Copy out each line exactly; pictures stay out of the copy.
____________
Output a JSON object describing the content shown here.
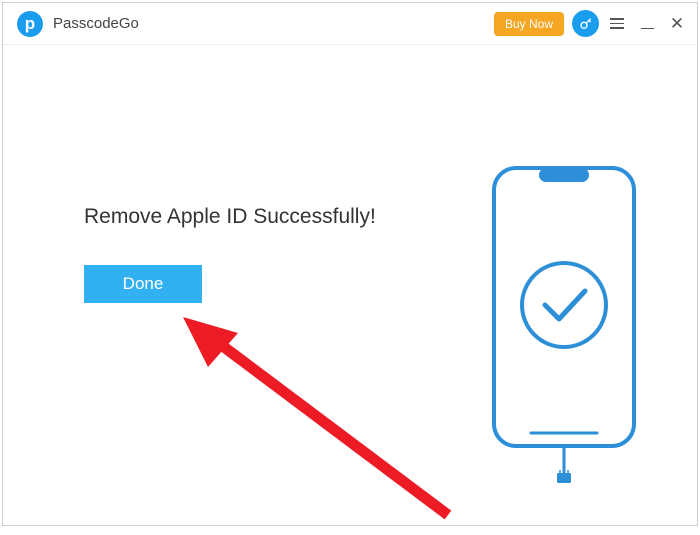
{
  "app": {
    "title": "PasscodeGo",
    "logo_letter": "p"
  },
  "titlebar": {
    "buy_now": "Buy Now"
  },
  "main": {
    "status_message": "Remove Apple ID Successfully!",
    "done_label": "Done"
  },
  "colors": {
    "accent": "#1b9dee",
    "button": "#31b1f1",
    "buy_now": "#f5a623",
    "arrow": "#ed1c24"
  }
}
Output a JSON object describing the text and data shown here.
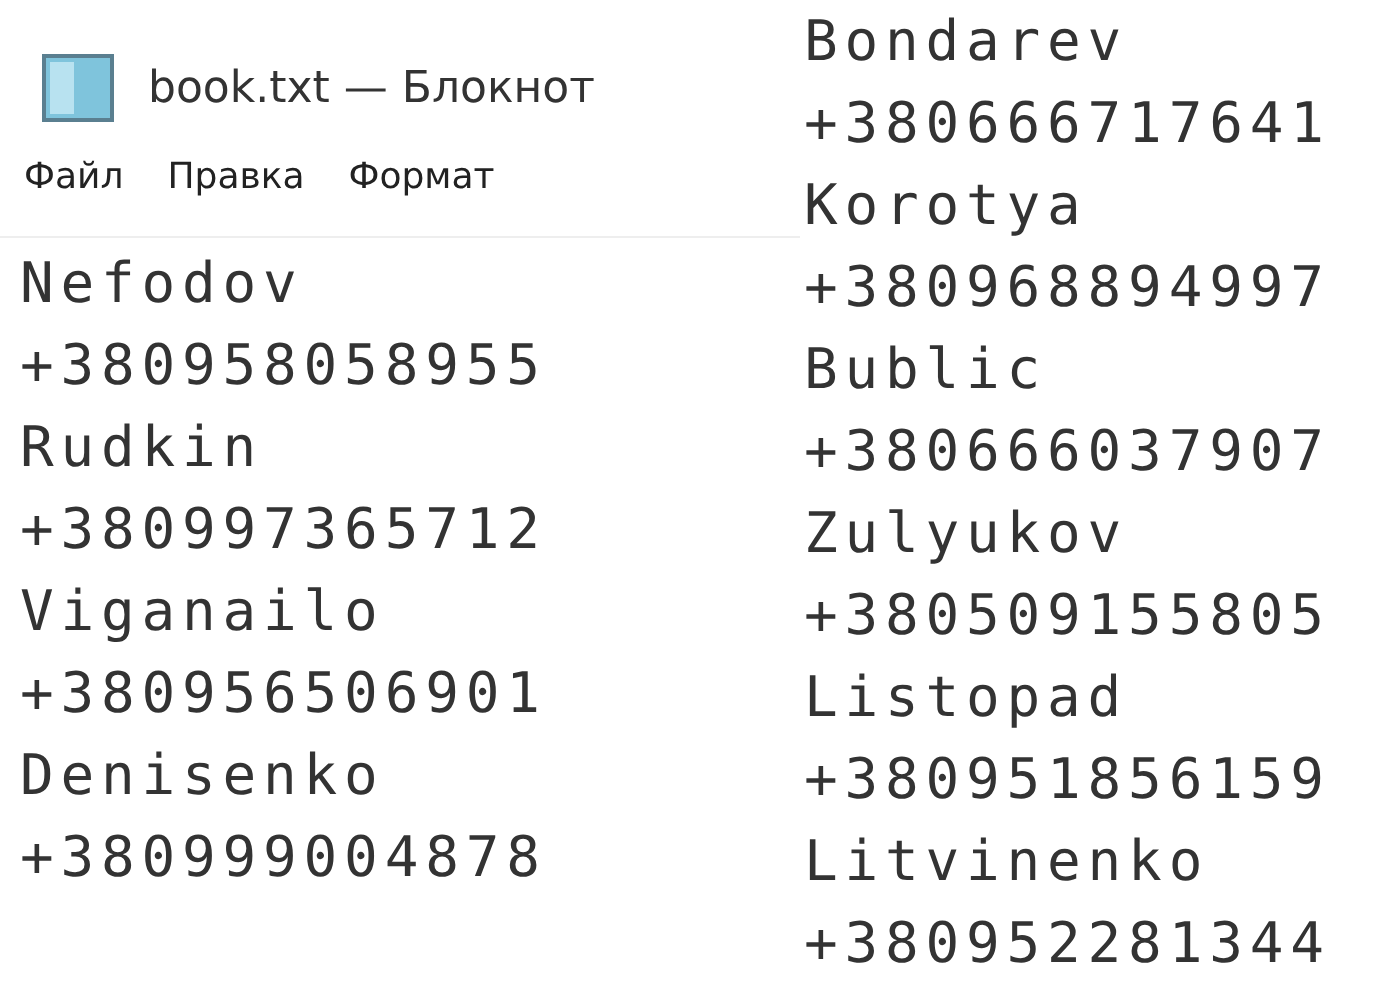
{
  "window": {
    "title": "book.txt — Блокнот"
  },
  "menu": [
    "Файл",
    "Правка",
    "Формат"
  ],
  "left_lines": [
    "Nefodov",
    "+380958058955",
    "Rudkin",
    "+380997365712",
    "Viganailo",
    "+380956506901",
    "Denisenko",
    "+380999004878"
  ],
  "right_lines": [
    "Bondarev",
    "+380666717641",
    "Korotya",
    "+380968894997",
    "Bublic",
    "+380666037907",
    "Zulyukov",
    "+380509155805",
    "Listopad",
    "+380951856159",
    "Litvinenko",
    "+380952281344"
  ]
}
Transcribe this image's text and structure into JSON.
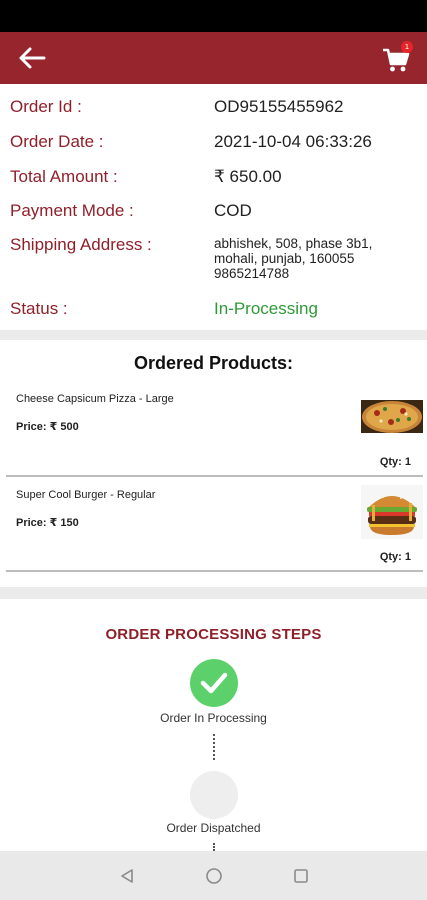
{
  "header": {
    "back_icon": "arrow-left-icon",
    "cart_icon": "cart-icon",
    "cart_badge": "1",
    "colors": {
      "app_bar": "#97252d",
      "badge": "#e8242b"
    }
  },
  "order": {
    "id_label": "Order Id :",
    "id_value": "OD95155455962",
    "date_label": "Order Date :",
    "date_value": "2021-10-04 06:33:26",
    "total_label": "Total Amount :",
    "total_value": "₹ 650.00",
    "payment_label": "Payment Mode :",
    "payment_value": "COD",
    "address_label": "Shipping Address :",
    "address_line1": "abhishek, 508, phase 3b1,",
    "address_line2": "mohali, punjab, 160055",
    "address_line3": "9865214788",
    "status_label": "Status :",
    "status_value": "In-Processing",
    "colors": {
      "label": "#8f2029",
      "status": "#2e9a3a"
    }
  },
  "products": {
    "title": "Ordered Products:",
    "items": [
      {
        "name": "Cheese Capsicum Pizza - Large",
        "price": "Price: ₹ 500",
        "qty": "Qty: 1",
        "image": "pizza-image"
      },
      {
        "name": "Super Cool Burger - Regular",
        "price": "Price: ₹ 150",
        "qty": "Qty: 1",
        "image": "burger-image"
      }
    ]
  },
  "steps": {
    "title": "ORDER PROCESSING STEPS",
    "items": [
      {
        "label": "Order In Processing",
        "state": "done",
        "icon": "check-icon"
      },
      {
        "label": "Order Dispatched",
        "state": "pending"
      }
    ],
    "colors": {
      "done": "#5cd06b",
      "pending": "#eeeeee",
      "title": "#8f2029"
    }
  },
  "nav": {
    "back_icon": "triangle-back-icon",
    "home_icon": "circle-home-icon",
    "recents_icon": "square-recents-icon"
  }
}
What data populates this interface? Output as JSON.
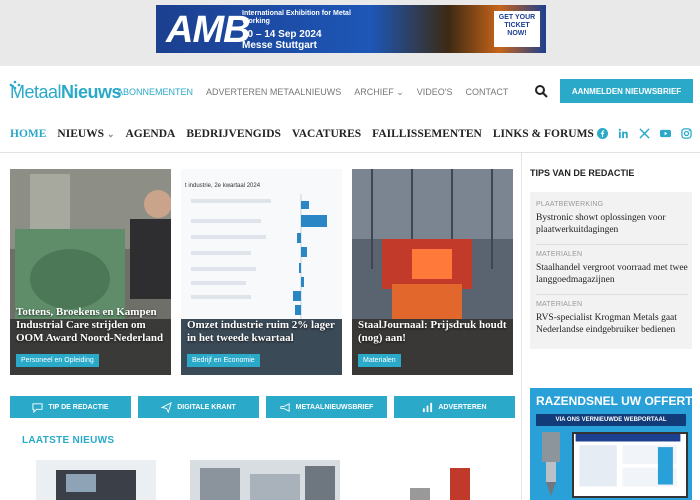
{
  "ad_top": {
    "brand": "AMB",
    "subtitle": "International Exhibition for Metal Working",
    "dates": "10 – 14 Sep 2024",
    "venue": "Messe Stuttgart",
    "cta": "GET YOUR TICKET NOW!"
  },
  "header": {
    "logo_part1": "Metaal",
    "logo_part2": "Nieuws",
    "topnav": [
      "ABONNEMENTEN",
      "ADVERTEREN METAALNIEUWS",
      "ARCHIEF",
      "VIDEO'S",
      "CONTACT"
    ],
    "signup_label": "AANMELDEN NIEUWSBRIEF"
  },
  "mainnav": {
    "items": [
      "HOME",
      "NIEUWS",
      "AGENDA",
      "BEDRIJVENGIDS",
      "VACATURES",
      "FAILLISSEMENTEN",
      "LINKS & FORUMS"
    ]
  },
  "social_icons": [
    "facebook-icon",
    "linkedin-icon",
    "x-icon",
    "youtube-icon",
    "instagram-icon"
  ],
  "featured": [
    {
      "title": "Tottens, Broekens en Kampen Industrial Care strijden om OOM Award Noord-Nederland",
      "tag": "Personeel en Opleiding"
    },
    {
      "title": "Omzet industrie ruim 2% lager in het tweede kwartaal",
      "tag": "Bedrijf en Economie",
      "chart_heading": "t industrie, 2e kwartaal 2024"
    },
    {
      "title": "StaalJournaal: Prijsdruk houdt (nog) aan!",
      "tag": "Materialen"
    }
  ],
  "actions": [
    {
      "label": "TIP DE REDACTIE",
      "icon": "chat-icon"
    },
    {
      "label": "DIGITALE KRANT",
      "icon": "send-icon"
    },
    {
      "label": "METAALNIEUWSBRIEF",
      "icon": "megaphone-icon"
    },
    {
      "label": "ADVERTEREN",
      "icon": "bar-chart-icon"
    }
  ],
  "latest_heading": "LAATSTE NIEUWS",
  "sidebar": {
    "heading": "TIPS VAN DE REDACTIE",
    "items": [
      {
        "category": "PLAATBEWERKING",
        "title": "Bystronic showt oplossingen voor plaatwerkuitdagingen"
      },
      {
        "category": "MATERIALEN",
        "title": "Staalhandel vergroot voorraad met twee langgoedmagazijnen"
      },
      {
        "category": "MATERIALEN",
        "title": "RVS-specialist Krogman Metals gaat Nederlandse eindgebruiker bedienen"
      }
    ]
  },
  "ad_side": {
    "line1": "RAZENDSNEL UW OFFERTE",
    "line2": "VIA ONS VERNIEUWDE WEBPORTAAL"
  },
  "colors": {
    "accent": "#2aa9c9",
    "ad_blue": "#1c3f8f"
  }
}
____________
• _COMPLETE ANSWER_
Output a JSON object describing the content shown here.
{
  "app": {
    "title": "PasscodeGo",
    "logo_letter": "p"
  },
  "titlebar": {
    "buy_now": "Buy Now"
  },
  "main": {
    "status_message": "Remove Apple ID Successfully!",
    "done_label": "Done"
  },
  "colors": {
    "accent": "#1b9dee",
    "button": "#31b1f1",
    "buy_now": "#f5a623",
    "arrow": "#ed1c24"
  }
}
Output a JSON object describing the text and data shown here.
{
  "window": {
    "title": "book.txt — Блокнот"
  },
  "menu": [
    "Файл",
    "Правка",
    "Формат"
  ],
  "left_lines": [
    "Nefodov",
    "+380958058955",
    "Rudkin",
    "+380997365712",
    "Viganailo",
    "+380956506901",
    "Denisenko",
    "+380999004878"
  ],
  "right_lines": [
    "Bondarev",
    "+380666717641",
    "Korotya",
    "+380968894997",
    "Bublic",
    "+380666037907",
    "Zulyukov",
    "+380509155805",
    "Listopad",
    "+380951856159",
    "Litvinenko",
    "+380952281344"
  ]
}
Transcribe this image's text and structure into JSON.
{
  "header": {
    "back_icon": "arrow-left-icon",
    "cart_icon": "cart-icon",
    "cart_badge": "1",
    "colors": {
      "app_bar": "#97252d",
      "badge": "#e8242b"
    }
  },
  "order": {
    "id_label": "Order Id :",
    "id_value": "OD95155455962",
    "date_label": "Order Date :",
    "date_value": "2021-10-04 06:33:26",
    "total_label": "Total Amount :",
    "total_value": "₹ 650.00",
    "payment_label": "Payment Mode :",
    "payment_value": "COD",
    "address_label": "Shipping Address :",
    "address_line1": "abhishek, 508, phase 3b1,",
    "address_line2": "mohali, punjab, 160055",
    "address_line3": "9865214788",
    "status_label": "Status :",
    "status_value": "In-Processing",
    "colors": {
      "label": "#8f2029",
      "status": "#2e9a3a"
    }
  },
  "products": {
    "title": "Ordered Products:",
    "items": [
      {
        "name": "Cheese Capsicum Pizza - Large",
        "price": "Price: ₹ 500",
        "qty": "Qty: 1",
        "image": "pizza-image"
      },
      {
        "name": "Super Cool Burger - Regular",
        "price": "Price: ₹ 150",
        "qty": "Qty: 1",
        "image": "burger-image"
      }
    ]
  },
  "steps": {
    "title": "ORDER PROCESSING STEPS",
    "items": [
      {
        "label": "Order In Processing",
        "state": "done",
        "icon": "check-icon"
      },
      {
        "label": "Order Dispatched",
        "state": "pending"
      }
    ],
    "colors": {
      "done": "#5cd06b",
      "pending": "#eeeeee",
      "title": "#8f2029"
    }
  },
  "nav": {
    "back_icon": "triangle-back-icon",
    "home_icon": "circle-home-icon",
    "recents_icon": "square-recents-icon"
  }
}
What data populates this interface? Output as JSON.
{
  "ad_top": {
    "brand": "AMB",
    "subtitle": "International Exhibition for Metal Working",
    "dates": "10 – 14 Sep 2024",
    "venue": "Messe Stuttgart",
    "cta": "GET YOUR TICKET NOW!"
  },
  "header": {
    "logo_part1": "Metaal",
    "logo_part2": "Nieuws",
    "topnav": [
      "ABONNEMENTEN",
      "ADVERTEREN METAALNIEUWS",
      "ARCHIEF",
      "VIDEO'S",
      "CONTACT"
    ],
    "signup_label": "AANMELDEN NIEUWSBRIEF"
  },
  "mainnav": {
    "items": [
      "HOME",
      "NIEUWS",
      "AGENDA",
      "BEDRIJVENGIDS",
      "VACATURES",
      "FAILLISSEMENTEN",
      "LINKS & FORUMS"
    ]
  },
  "social_icons": [
    "facebook-icon",
    "linkedin-icon",
    "x-icon",
    "youtube-icon",
    "instagram-icon"
  ],
  "featured": [
    {
      "title": "Tottens, Broekens en Kampen Industrial Care strijden om OOM Award Noord-Nederland",
      "tag": "Personeel en Opleiding"
    },
    {
      "title": "Omzet industrie ruim 2% lager in het tweede kwartaal",
      "tag": "Bedrijf en Economie",
      "chart_heading": "t industrie, 2e kwartaal 2024"
    },
    {
      "title": "StaalJournaal: Prijsdruk houdt (nog) aan!",
      "tag": "Materialen"
    }
  ],
  "actions": [
    {
      "label": "TIP DE REDACTIE",
      "icon": "chat-icon"
    },
    {
      "label": "DIGITALE KRANT",
      "icon": "send-icon"
    },
    {
      "label": "METAALNIEUWSBRIEF",
      "icon": "megaphone-icon"
    },
    {
      "label": "ADVERTEREN",
      "icon": "bar-chart-icon"
    }
  ],
  "latest_heading": "LAATSTE NIEUWS",
  "sidebar": {
    "heading": "TIPS VAN DE REDACTIE",
    "items": [
      {
        "category": "PLAATBEWERKING",
        "title": "Bystronic showt oplossingen voor plaatwerkuitdagingen"
      },
      {
        "category": "MATERIALEN",
        "title": "Staalhandel vergroot voorraad met twee langgoedmagazijnen"
      },
      {
        "category": "MATERIALEN",
        "title": "RVS-specialist Krogman Metals gaat Nederlandse eindgebruiker bedienen"
      }
    ]
  },
  "ad_side": {
    "line1": "RAZENDSNEL UW OFFERTE",
    "line2": "VIA ONS VERNIEUWDE WEBPORTAAL"
  },
  "colors": {
    "accent": "#2aa9c9",
    "ad_blue": "#1c3f8f"
  }
}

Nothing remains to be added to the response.